**Data extract**:
▼
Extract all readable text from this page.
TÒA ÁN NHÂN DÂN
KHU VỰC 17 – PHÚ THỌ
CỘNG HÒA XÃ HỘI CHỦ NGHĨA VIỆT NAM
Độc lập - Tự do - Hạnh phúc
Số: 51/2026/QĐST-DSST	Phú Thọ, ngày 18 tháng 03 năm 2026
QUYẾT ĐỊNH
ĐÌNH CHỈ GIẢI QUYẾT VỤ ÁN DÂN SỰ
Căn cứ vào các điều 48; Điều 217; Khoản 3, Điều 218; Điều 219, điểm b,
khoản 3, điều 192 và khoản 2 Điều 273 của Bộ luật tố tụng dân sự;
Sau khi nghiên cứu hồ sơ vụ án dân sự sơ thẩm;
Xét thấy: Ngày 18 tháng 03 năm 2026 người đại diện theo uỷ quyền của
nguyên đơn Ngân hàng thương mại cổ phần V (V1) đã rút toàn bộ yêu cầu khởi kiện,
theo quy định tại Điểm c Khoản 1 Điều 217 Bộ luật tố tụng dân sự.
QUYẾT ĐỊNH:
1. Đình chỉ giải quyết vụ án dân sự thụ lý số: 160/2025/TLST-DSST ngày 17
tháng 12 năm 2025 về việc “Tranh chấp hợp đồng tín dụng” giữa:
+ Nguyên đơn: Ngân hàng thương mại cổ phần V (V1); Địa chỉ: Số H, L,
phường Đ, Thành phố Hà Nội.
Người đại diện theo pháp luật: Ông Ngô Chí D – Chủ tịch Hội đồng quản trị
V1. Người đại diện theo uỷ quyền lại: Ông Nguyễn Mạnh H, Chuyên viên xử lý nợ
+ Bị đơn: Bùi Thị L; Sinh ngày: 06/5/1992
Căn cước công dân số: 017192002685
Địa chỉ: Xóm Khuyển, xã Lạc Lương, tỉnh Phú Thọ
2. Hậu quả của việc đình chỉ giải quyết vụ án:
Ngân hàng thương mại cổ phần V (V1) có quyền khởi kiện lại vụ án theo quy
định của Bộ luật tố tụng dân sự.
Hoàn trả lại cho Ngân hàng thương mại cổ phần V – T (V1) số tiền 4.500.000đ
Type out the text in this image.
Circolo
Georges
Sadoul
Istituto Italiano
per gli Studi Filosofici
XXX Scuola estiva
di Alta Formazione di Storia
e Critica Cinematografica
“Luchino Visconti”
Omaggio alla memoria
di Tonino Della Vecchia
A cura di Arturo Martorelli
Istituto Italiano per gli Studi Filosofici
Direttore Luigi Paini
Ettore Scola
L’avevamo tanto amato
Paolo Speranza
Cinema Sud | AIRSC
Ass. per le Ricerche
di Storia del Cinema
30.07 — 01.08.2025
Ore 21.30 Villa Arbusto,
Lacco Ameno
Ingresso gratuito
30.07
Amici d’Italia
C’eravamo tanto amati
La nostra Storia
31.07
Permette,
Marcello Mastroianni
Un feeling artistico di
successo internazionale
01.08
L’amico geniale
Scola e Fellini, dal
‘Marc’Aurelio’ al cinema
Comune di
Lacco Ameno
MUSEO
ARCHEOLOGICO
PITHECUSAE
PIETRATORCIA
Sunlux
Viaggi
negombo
▲
**Prompt**:
Scan the listing above and copy all lines containing the word "Istituto".

**Output for this task**:
Istituto Italiano
Istituto Italiano per gli Studi Filosofici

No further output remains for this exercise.